(Dataset entries)

------------------------------------------------

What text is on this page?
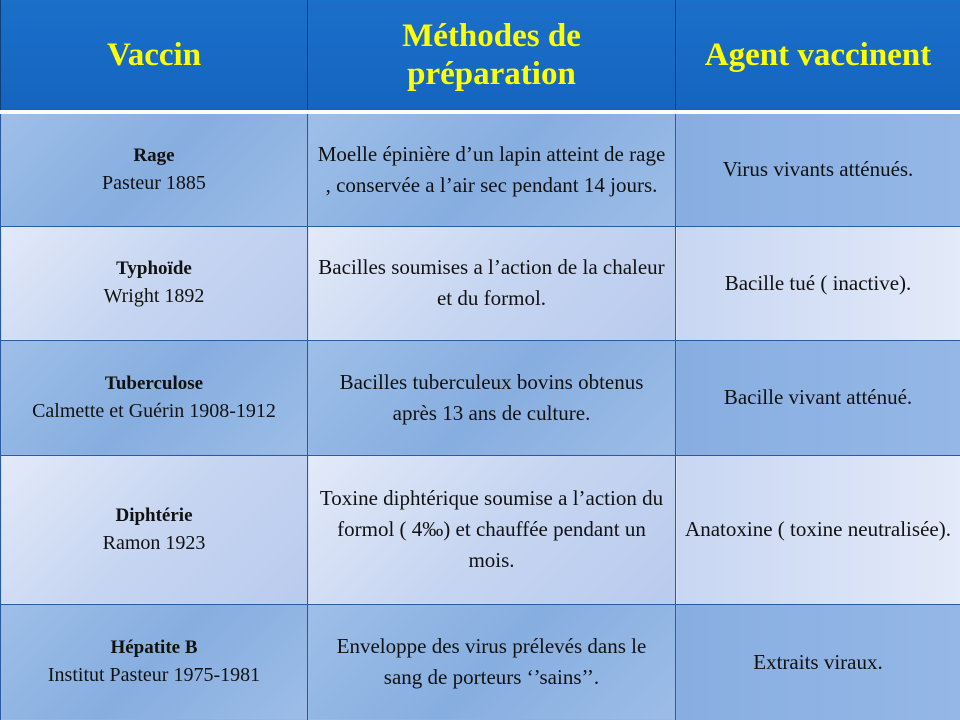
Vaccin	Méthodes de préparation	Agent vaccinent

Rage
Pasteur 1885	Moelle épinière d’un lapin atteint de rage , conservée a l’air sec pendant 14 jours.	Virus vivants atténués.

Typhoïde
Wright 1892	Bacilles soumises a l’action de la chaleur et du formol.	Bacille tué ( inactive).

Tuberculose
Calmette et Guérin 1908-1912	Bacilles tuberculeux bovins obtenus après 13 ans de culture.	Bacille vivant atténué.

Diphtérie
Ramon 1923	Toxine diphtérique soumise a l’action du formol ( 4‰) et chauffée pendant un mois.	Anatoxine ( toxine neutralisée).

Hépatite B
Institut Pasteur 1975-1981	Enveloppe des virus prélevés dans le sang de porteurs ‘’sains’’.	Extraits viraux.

------------------------------------------------

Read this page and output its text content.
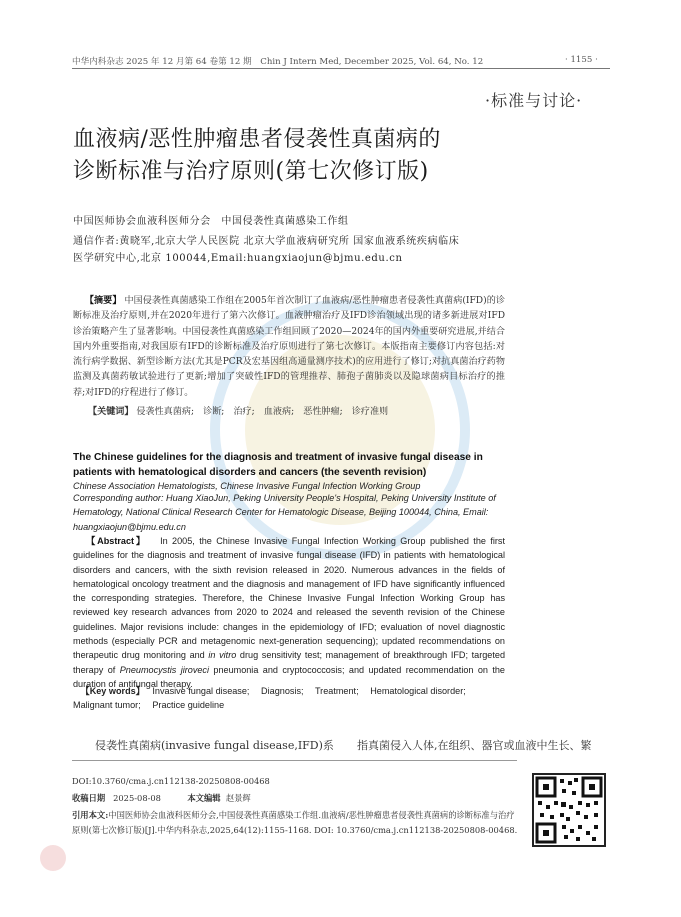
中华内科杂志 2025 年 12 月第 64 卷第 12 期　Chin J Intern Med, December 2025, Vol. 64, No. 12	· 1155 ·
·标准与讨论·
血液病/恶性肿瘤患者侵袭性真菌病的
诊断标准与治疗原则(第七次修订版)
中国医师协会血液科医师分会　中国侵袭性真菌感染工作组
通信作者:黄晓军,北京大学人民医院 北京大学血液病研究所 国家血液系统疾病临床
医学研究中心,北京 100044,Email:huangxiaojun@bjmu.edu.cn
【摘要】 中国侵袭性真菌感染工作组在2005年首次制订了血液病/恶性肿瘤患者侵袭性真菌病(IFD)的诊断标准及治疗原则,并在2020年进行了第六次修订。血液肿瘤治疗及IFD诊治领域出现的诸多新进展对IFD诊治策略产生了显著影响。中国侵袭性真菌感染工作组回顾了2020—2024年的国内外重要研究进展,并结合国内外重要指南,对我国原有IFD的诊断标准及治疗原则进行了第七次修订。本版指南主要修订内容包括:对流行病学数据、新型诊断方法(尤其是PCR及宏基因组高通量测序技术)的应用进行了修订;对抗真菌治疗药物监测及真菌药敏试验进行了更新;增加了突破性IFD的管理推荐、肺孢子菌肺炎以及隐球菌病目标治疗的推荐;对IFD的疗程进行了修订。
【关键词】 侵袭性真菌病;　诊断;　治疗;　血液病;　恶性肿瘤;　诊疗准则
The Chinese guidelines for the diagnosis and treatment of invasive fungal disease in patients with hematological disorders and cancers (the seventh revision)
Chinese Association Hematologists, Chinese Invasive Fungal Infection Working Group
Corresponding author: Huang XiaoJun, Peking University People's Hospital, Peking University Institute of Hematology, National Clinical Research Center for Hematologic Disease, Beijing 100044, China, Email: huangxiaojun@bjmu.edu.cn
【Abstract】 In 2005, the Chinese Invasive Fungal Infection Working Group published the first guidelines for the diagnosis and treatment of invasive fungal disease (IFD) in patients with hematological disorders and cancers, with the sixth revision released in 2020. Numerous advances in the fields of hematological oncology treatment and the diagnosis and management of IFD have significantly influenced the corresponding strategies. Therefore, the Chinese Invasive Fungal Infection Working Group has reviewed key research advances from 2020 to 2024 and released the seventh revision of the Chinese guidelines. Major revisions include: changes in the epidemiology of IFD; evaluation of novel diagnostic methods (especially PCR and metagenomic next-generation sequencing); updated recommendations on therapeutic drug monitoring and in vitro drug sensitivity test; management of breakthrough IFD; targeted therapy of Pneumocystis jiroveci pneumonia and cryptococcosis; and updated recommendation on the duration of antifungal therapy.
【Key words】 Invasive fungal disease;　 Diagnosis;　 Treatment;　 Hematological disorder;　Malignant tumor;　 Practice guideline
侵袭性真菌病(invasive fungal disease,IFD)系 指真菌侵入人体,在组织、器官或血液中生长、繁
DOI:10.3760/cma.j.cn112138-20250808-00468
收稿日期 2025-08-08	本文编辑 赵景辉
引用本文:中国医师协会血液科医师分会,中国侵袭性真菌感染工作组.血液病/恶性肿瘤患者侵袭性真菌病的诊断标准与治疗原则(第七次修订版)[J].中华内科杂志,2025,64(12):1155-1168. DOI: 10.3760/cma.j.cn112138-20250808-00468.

------------------------------------------------

WHAT NEEDS TO BE DONE
State how many lines of the entries contain the word "Bacille". Nothing besides the number belongs in the reply.

OUTPUT FOR THIS TASK
2